PROBLEM TO WORK ON —
Give back the full listing, character for character, with no pictures.

MATERIAL —
------

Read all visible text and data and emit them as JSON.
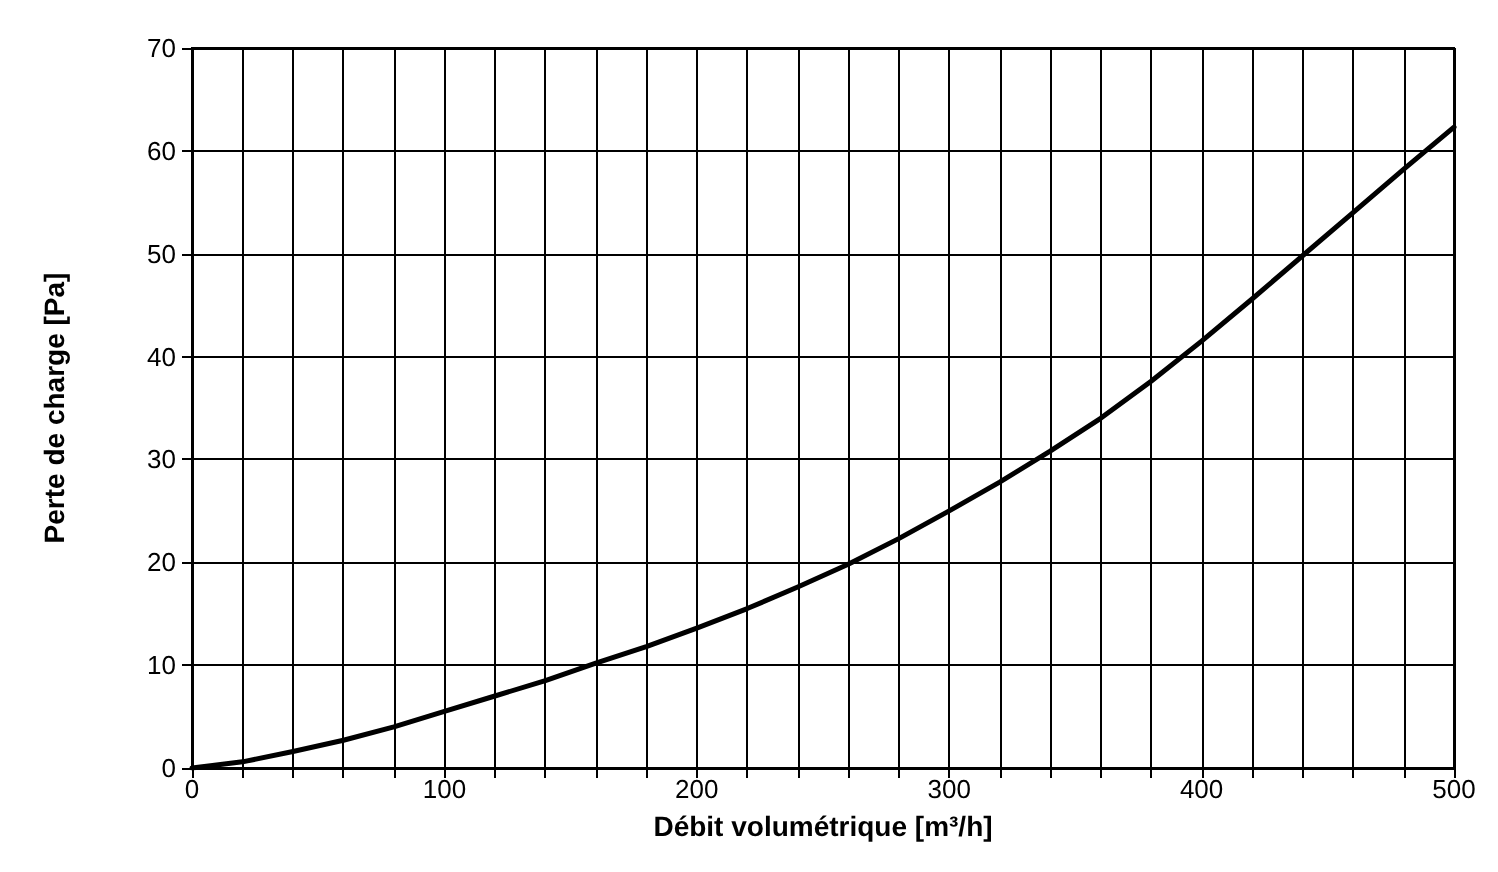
{
  "chart_data": {
    "type": "line",
    "xlabel": "Débit volumétrique [m³/h]",
    "ylabel": "Perte de charge [Pa]",
    "x": [
      0,
      20,
      40,
      60,
      80,
      100,
      120,
      140,
      160,
      180,
      200,
      220,
      240,
      260,
      280,
      300,
      320,
      340,
      360,
      380,
      400,
      420,
      440,
      460,
      480,
      500
    ],
    "series": [
      {
        "color": "#000000",
        "values": [
          0,
          0.6,
          1.6,
          2.7,
          4.0,
          5.5,
          7.0,
          8.5,
          10.2,
          11.8,
          13.6,
          15.5,
          17.6,
          19.8,
          22.3,
          25.0,
          27.8,
          30.8,
          34.0,
          37.6,
          41.5,
          45.6,
          49.8,
          54.0,
          58.2,
          62.3
        ]
      }
    ],
    "xlim": [
      0,
      500
    ],
    "xticks": [
      0,
      {
        "value": 20,
        "label": null
      },
      {
        "value": 40,
        "label": null
      },
      {
        "value": 60,
        "label": null
      },
      {
        "value": 80,
        "label": null
      },
      100,
      {
        "value": 120,
        "label": null
      },
      {
        "value": 140,
        "label": null
      },
      {
        "value": 160,
        "label": null
      },
      {
        "value": 180,
        "label": null
      },
      200,
      {
        "value": 220,
        "label": null
      },
      {
        "value": 240,
        "label": null
      },
      {
        "value": 260,
        "label": null
      },
      {
        "value": 280,
        "label": null
      },
      300,
      {
        "value": 320,
        "label": null
      },
      {
        "value": 340,
        "label": null
      },
      {
        "value": 360,
        "label": null
      },
      {
        "value": 380,
        "label": null
      },
      400,
      {
        "value": 420,
        "label": null
      },
      {
        "value": 440,
        "label": null
      },
      {
        "value": 460,
        "label": null
      },
      {
        "value": 480,
        "label": null
      },
      500
    ],
    "ylim": [
      0,
      70
    ],
    "yticks": [
      0,
      10,
      20,
      30,
      40,
      50,
      60,
      70
    ],
    "grid": true,
    "marker": "none",
    "line_style": "solid"
  }
}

------

RESULT FOR THIS EXERCISE —
Read all visible text and data and emit them as JSON.
{
  "chart_data": {
    "type": "line",
    "xlabel": "Débit volumétrique [m³/h]",
    "ylabel": "Perte de charge [Pa]",
    "x": [
      0,
      20,
      40,
      60,
      80,
      100,
      120,
      140,
      160,
      180,
      200,
      220,
      240,
      260,
      280,
      300,
      320,
      340,
      360,
      380,
      400,
      420,
      440,
      460,
      480,
      500
    ],
    "series": [
      {
        "color": "#000000",
        "values": [
          0,
          0.6,
          1.6,
          2.7,
          4.0,
          5.5,
          7.0,
          8.5,
          10.2,
          11.8,
          13.6,
          15.5,
          17.6,
          19.8,
          22.3,
          25.0,
          27.8,
          30.8,
          34.0,
          37.6,
          41.5,
          45.6,
          49.8,
          54.0,
          58.2,
          62.3
        ]
      }
    ],
    "xlim": [
      0,
      500
    ],
    "xticks": [
      0,
      {
        "value": 20,
        "label": null
      },
      {
        "value": 40,
        "label": null
      },
      {
        "value": 60,
        "label": null
      },
      {
        "value": 80,
        "label": null
      },
      100,
      {
        "value": 120,
        "label": null
      },
      {
        "value": 140,
        "label": null
      },
      {
        "value": 160,
        "label": null
      },
      {
        "value": 180,
        "label": null
      },
      200,
      {
        "value": 220,
        "label": null
      },
      {
        "value": 240,
        "label": null
      },
      {
        "value": 260,
        "label": null
      },
      {
        "value": 280,
        "label": null
      },
      300,
      {
        "value": 320,
        "label": null
      },
      {
        "value": 340,
        "label": null
      },
      {
        "value": 360,
        "label": null
      },
      {
        "value": 380,
        "label": null
      },
      400,
      {
        "value": 420,
        "label": null
      },
      {
        "value": 440,
        "label": null
      },
      {
        "value": 460,
        "label": null
      },
      {
        "value": 480,
        "label": null
      },
      500
    ],
    "ylim": [
      0,
      70
    ],
    "yticks": [
      0,
      10,
      20,
      30,
      40,
      50,
      60,
      70
    ],
    "grid": true,
    "marker": "none",
    "line_style": "solid"
  }
}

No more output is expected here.